• Description of the task
Copy exactly the lines from the one containing "Convert this document image to plain text." through the last line of the records below, including both, and leave out any pictures.

• Raw records

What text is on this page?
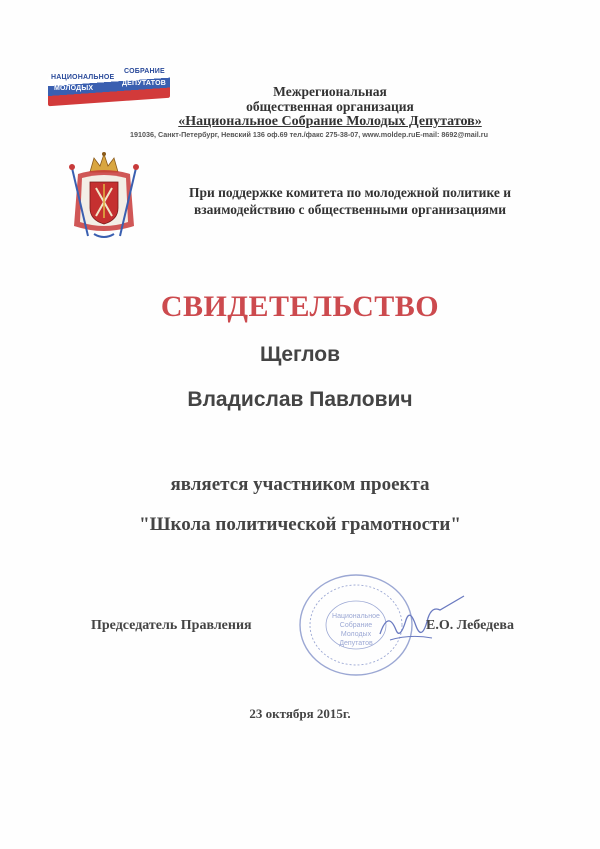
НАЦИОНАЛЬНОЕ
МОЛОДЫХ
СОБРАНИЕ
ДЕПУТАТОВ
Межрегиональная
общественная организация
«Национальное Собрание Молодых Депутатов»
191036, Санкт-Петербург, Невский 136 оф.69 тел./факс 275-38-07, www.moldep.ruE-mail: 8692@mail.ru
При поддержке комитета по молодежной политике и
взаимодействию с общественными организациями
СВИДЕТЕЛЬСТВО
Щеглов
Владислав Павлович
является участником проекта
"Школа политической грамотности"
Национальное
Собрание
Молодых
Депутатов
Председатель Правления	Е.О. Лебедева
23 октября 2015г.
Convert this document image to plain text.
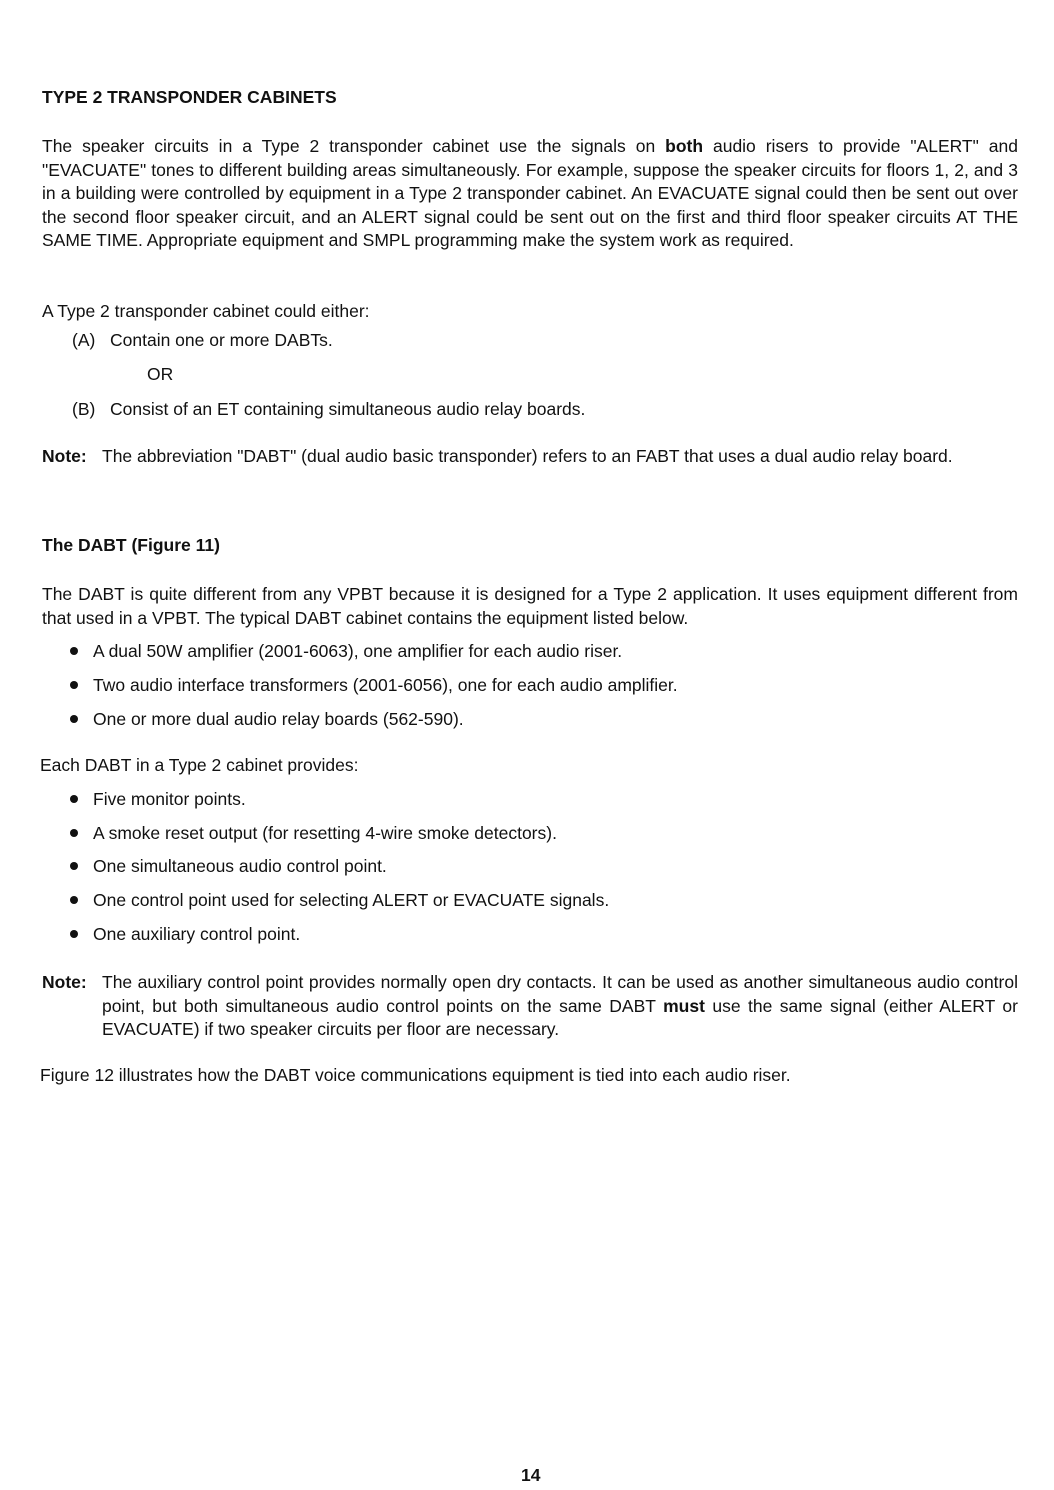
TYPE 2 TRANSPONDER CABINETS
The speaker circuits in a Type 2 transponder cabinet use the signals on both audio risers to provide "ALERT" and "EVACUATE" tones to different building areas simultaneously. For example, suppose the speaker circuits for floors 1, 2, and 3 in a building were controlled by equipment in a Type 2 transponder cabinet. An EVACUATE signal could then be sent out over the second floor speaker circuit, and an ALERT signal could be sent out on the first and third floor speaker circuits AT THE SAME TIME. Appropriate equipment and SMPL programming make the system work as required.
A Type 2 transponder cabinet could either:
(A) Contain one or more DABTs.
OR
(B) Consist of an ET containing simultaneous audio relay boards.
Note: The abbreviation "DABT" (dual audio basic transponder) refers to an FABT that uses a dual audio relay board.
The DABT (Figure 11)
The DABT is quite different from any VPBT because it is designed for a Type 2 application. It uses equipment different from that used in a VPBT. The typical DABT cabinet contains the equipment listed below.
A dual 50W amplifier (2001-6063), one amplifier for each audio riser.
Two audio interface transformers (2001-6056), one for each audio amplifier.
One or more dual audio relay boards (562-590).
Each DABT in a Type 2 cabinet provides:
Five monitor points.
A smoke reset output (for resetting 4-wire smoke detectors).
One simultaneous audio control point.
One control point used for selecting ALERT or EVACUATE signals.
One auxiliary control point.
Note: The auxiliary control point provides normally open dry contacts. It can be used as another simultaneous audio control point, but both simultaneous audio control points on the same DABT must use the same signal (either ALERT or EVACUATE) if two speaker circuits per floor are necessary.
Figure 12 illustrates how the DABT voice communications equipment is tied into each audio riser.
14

• Task result
Convert this document image to plain text.
TYPE 2 TRANSPONDER CABINETS
The speaker circuits in a Type 2 transponder cabinet use the signals on both audio risers to provide "ALERT" and "EVACUATE" tones to different building areas simultaneously. For example, suppose the speaker circuits for floors 1, 2, and 3 in a building were controlled by equipment in a Type 2 transponder cabinet. An EVACUATE signal could then be sent out over the second floor speaker circuit, and an ALERT signal could be sent out on the first and third floor speaker circuits AT THE SAME TIME. Appropriate equipment and SMPL programming make the system work as required.
A Type 2 transponder cabinet could either:
(A) Contain one or more DABTs.
OR
(B) Consist of an ET containing simultaneous audio relay boards.
Note: The abbreviation "DABT" (dual audio basic transponder) refers to an FABT that uses a dual audio relay board.
The DABT (Figure 11)
The DABT is quite different from any VPBT because it is designed for a Type 2 application. It uses equipment different from that used in a VPBT. The typical DABT cabinet contains the equipment listed below.
A dual 50W amplifier (2001-6063), one amplifier for each audio riser.
Two audio interface transformers (2001-6056), one for each audio amplifier.
One or more dual audio relay boards (562-590).
Each DABT in a Type 2 cabinet provides:
Five monitor points.
A smoke reset output (for resetting 4-wire smoke detectors).
One simultaneous audio control point.
One control point used for selecting ALERT or EVACUATE signals.
One auxiliary control point.
Note: The auxiliary control point provides normally open dry contacts. It can be used as another simultaneous audio control point, but both simultaneous audio control points on the same DABT must use the same signal (either ALERT or EVACUATE) if two speaker circuits per floor are necessary.
Figure 12 illustrates how the DABT voice communications equipment is tied into each audio riser.
14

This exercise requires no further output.